### [THE TASK]
Please repeat the notes on The Death of Virgil word for word, from "With the use" up to and including "of the novel.".

Saturday, August 13, 2016

Notes on The Death of Virgil

The Death of Virgil
 Part I

The Arrival of Virgil in Brundisium

"STEEL-BLUE AND LIGHT, RUFFLED BY A SOFT, SCARCELY perceptible cross-wind. the waves of the Adriatic streamed against the imperial squadron as it steered toward the harbor of Brundisium, the flat hills of the Calabrian coast coming gradually nearer on the left." (p 11) 

Hermann Broch was fifty-one years old in 1937 when he began to write The Death of Virgil. In doing this he was adhering to certain principles that he had outlined in an essay, "Joyce and the Present Age", written in the previous year. In this essay he argued that "the work of art, the "universal work of art" becomes the mirror of the Zeitgeist"; that being the totality of the historic reality of the present age. This totality is reflected in great works of art like Faust and the late works of Beethoven. Reaching his fiftieth year was significant for Broch as a time that would allow him to achieve this sort of significance in his own writing. The work known as The Death of Virgil would be his "great work of art".

With the use of third person narrative that often seems like a "stream of consciousness" Hermann Broch is able to put the reader inside the head of Virgil for much of the book. From the opening pages we meet a poet/artist Virgil who is on the edge of life in several different respects. The edge between water and land is explored as Virgil's ship, one among the parade of ships escorting Augustus back to the port of Brundisium in Roman Italy, sails toward land on the first page of the novel.

### [DATASET]
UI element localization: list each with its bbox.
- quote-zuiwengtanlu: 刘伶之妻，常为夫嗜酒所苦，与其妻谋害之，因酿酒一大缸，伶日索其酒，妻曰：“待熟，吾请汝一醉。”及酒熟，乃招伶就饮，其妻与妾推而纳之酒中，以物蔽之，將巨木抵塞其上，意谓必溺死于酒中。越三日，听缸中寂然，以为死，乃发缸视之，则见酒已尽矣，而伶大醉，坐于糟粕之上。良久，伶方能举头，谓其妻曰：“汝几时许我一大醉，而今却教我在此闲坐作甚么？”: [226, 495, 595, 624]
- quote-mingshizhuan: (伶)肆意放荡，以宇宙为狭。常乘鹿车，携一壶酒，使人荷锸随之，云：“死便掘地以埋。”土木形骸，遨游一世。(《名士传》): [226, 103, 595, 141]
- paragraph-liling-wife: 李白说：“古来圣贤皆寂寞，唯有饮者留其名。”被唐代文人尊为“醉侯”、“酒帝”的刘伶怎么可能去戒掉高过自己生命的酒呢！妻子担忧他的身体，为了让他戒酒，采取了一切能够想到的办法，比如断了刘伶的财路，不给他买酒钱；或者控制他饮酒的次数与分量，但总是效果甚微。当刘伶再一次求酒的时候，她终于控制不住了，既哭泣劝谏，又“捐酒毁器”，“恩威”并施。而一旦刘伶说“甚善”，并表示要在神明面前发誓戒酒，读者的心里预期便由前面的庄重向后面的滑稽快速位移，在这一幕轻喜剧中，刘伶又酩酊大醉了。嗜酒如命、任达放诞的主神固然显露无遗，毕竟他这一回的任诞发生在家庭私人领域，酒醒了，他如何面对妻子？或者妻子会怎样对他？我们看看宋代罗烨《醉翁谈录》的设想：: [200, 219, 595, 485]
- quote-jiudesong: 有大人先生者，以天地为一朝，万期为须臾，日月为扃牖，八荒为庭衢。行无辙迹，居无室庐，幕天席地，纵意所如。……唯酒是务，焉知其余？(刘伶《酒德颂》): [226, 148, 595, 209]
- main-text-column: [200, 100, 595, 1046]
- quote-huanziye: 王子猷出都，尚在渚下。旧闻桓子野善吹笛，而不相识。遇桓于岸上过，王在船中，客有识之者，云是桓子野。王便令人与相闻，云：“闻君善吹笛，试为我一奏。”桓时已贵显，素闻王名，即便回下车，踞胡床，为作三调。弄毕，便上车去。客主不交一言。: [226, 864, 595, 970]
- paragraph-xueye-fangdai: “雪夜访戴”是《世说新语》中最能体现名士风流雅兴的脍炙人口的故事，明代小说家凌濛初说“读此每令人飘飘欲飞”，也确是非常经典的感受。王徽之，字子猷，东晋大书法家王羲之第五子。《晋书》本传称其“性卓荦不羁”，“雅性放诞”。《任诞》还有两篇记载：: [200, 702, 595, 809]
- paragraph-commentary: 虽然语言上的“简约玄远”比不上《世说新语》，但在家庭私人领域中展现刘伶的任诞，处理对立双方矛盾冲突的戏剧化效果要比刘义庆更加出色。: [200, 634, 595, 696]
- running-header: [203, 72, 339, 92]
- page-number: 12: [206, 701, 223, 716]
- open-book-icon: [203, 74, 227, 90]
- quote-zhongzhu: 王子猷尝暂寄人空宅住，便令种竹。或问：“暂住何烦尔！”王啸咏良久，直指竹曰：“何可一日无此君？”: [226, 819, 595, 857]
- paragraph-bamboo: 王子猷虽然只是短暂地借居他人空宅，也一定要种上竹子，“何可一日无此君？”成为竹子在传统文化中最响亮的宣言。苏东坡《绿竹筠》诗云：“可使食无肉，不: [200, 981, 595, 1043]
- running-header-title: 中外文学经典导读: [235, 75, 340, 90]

### [WRITTEN SOLUTION]
With the use of third person narrative that often seems like a "stream of consciousness" Hermann Broch is able to put the reader inside the head of Virgil for much of the book. From the opening pages we meet a poet/artist Virgil who is on the edge of life in several different respects. The edge between water and land is explored as Virgil's ship, one among the parade of ships escorting Augustus back to the port of Brundisium in Roman Italy, sails toward land on the first page of the novel.